**Supplied records**:
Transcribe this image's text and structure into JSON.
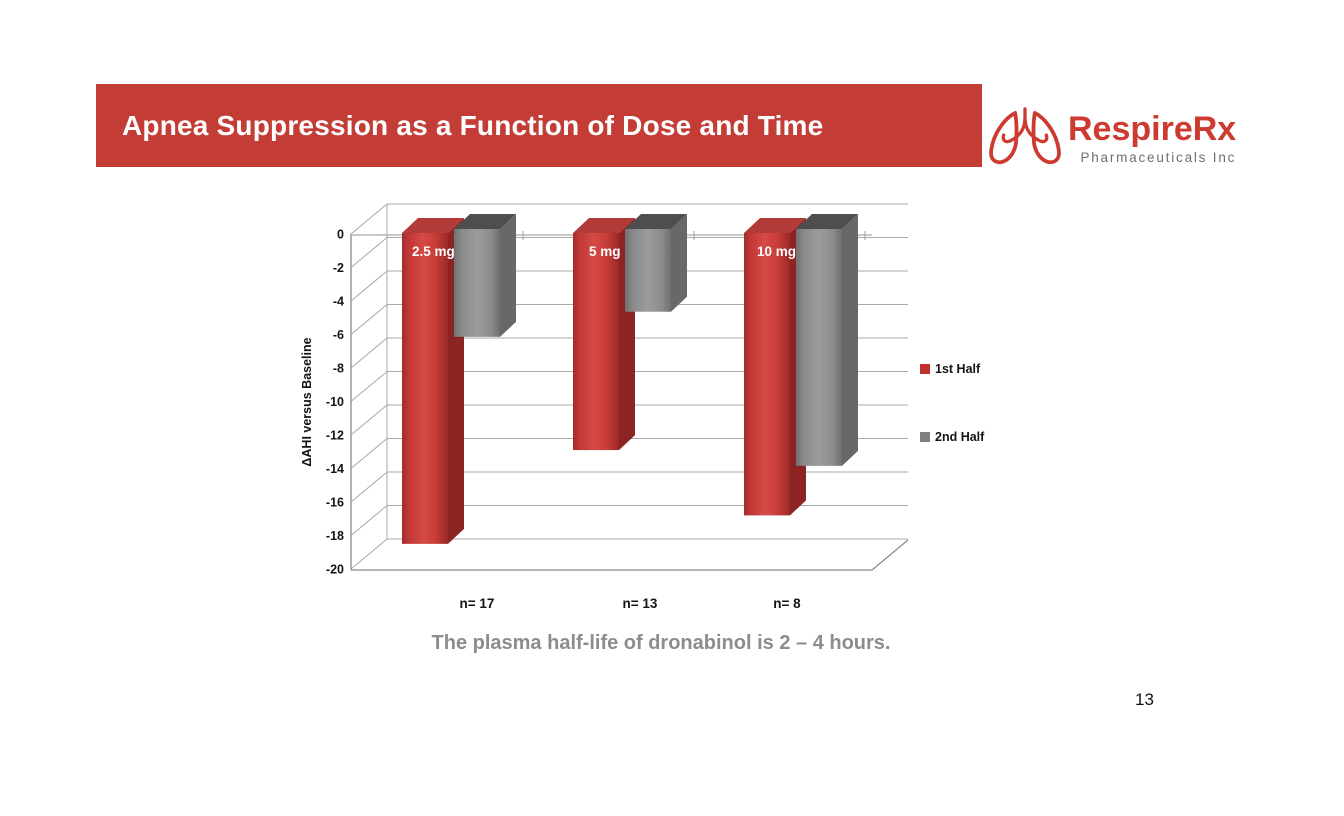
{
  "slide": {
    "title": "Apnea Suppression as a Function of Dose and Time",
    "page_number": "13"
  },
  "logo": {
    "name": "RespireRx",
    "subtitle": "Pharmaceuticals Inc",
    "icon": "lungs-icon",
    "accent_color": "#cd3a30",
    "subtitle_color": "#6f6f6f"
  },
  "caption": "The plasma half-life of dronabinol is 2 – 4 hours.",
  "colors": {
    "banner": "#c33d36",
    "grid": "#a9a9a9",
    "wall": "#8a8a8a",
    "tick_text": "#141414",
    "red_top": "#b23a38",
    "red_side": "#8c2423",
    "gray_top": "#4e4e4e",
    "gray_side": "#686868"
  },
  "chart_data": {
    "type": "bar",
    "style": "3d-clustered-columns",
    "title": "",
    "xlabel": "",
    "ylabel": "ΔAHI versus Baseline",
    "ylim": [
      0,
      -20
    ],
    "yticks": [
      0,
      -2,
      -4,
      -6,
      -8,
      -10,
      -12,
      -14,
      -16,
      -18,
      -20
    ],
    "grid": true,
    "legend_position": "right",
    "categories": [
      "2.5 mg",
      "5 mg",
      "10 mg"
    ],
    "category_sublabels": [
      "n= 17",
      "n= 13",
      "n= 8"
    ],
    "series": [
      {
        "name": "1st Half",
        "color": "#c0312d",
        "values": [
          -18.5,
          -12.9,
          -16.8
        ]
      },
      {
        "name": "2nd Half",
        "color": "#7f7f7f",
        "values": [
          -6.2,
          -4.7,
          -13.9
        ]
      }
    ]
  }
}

**Task instructions**: Your copy should match the records word for word, with the pictures removed.

**Expected output**:
Transcribe this image's text and structure into JSON.
{
  "slide": {
    "title": "Apnea Suppression as a Function of Dose and Time",
    "page_number": "13"
  },
  "logo": {
    "name": "RespireRx",
    "subtitle": "Pharmaceuticals Inc",
    "icon": "lungs-icon",
    "accent_color": "#cd3a30",
    "subtitle_color": "#6f6f6f"
  },
  "caption": "The plasma half-life of dronabinol is 2 – 4 hours.",
  "colors": {
    "banner": "#c33d36",
    "grid": "#a9a9a9",
    "wall": "#8a8a8a",
    "tick_text": "#141414",
    "red_top": "#b23a38",
    "red_side": "#8c2423",
    "gray_top": "#4e4e4e",
    "gray_side": "#686868"
  },
  "chart_data": {
    "type": "bar",
    "style": "3d-clustered-columns",
    "title": "",
    "xlabel": "",
    "ylabel": "ΔAHI versus Baseline",
    "ylim": [
      0,
      -20
    ],
    "yticks": [
      0,
      -2,
      -4,
      -6,
      -8,
      -10,
      -12,
      -14,
      -16,
      -18,
      -20
    ],
    "grid": true,
    "legend_position": "right",
    "categories": [
      "2.5 mg",
      "5 mg",
      "10 mg"
    ],
    "category_sublabels": [
      "n= 17",
      "n= 13",
      "n= 8"
    ],
    "series": [
      {
        "name": "1st Half",
        "color": "#c0312d",
        "values": [
          -18.5,
          -12.9,
          -16.8
        ]
      },
      {
        "name": "2nd Half",
        "color": "#7f7f7f",
        "values": [
          -6.2,
          -4.7,
          -13.9
        ]
      }
    ]
  }
}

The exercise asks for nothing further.